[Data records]
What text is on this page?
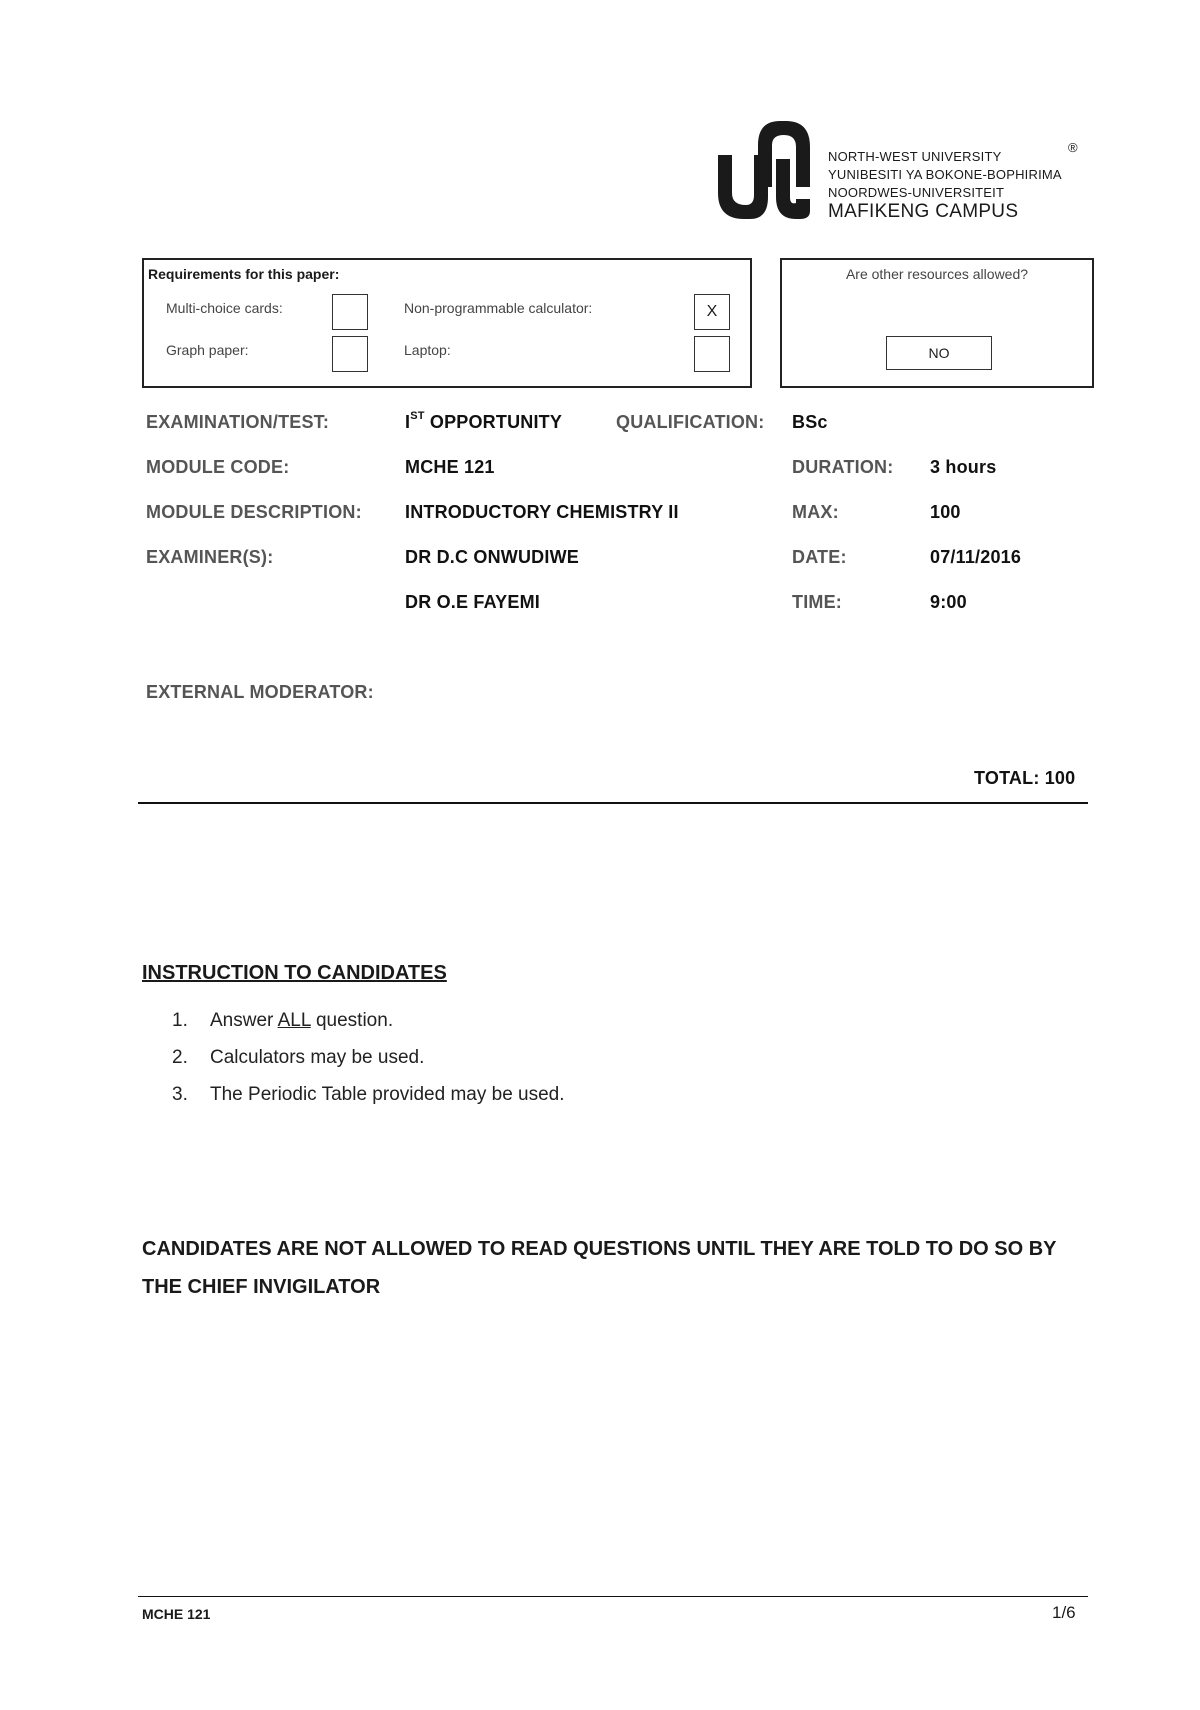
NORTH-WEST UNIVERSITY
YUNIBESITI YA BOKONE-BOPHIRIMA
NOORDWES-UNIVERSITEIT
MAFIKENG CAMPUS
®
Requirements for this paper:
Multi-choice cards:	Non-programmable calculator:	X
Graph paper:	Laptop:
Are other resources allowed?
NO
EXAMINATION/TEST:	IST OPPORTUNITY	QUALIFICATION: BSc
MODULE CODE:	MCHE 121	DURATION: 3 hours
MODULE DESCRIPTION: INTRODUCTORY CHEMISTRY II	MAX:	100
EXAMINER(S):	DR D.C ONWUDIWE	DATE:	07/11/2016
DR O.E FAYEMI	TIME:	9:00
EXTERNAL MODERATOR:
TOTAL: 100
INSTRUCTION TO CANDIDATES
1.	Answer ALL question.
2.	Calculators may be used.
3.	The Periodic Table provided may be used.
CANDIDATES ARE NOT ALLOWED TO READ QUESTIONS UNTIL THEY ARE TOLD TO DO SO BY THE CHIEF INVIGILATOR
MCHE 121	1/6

__Task statement__. Exactly reproduce each record, leaving out any pictures.

__Answer for this exercise__.
What text is on this page?
NORTH-WEST UNIVERSITY
YUNIBESITI YA BOKONE-BOPHIRIMA
NOORDWES-UNIVERSITEIT
MAFIKENG CAMPUS
®
Requirements for this paper:
Multi-choice cards:	Non-programmable calculator:	X
Graph paper:	Laptop:
Are other resources allowed?
NO
EXAMINATION/TEST:	IST OPPORTUNITY	QUALIFICATION: BSc
MODULE CODE:	MCHE 121	DURATION: 3 hours
MODULE DESCRIPTION: INTRODUCTORY CHEMISTRY II	MAX:	100
EXAMINER(S):	DR D.C ONWUDIWE	DATE:	07/11/2016
DR O.E FAYEMI	TIME:	9:00
EXTERNAL MODERATOR:
TOTAL: 100
INSTRUCTION TO CANDIDATES
1.	Answer ALL question.
2.	Calculators may be used.
3.	The Periodic Table provided may be used.
CANDIDATES ARE NOT ALLOWED TO READ QUESTIONS UNTIL THEY ARE TOLD TO DO SO BY THE CHIEF INVIGILATOR
MCHE 121	1/6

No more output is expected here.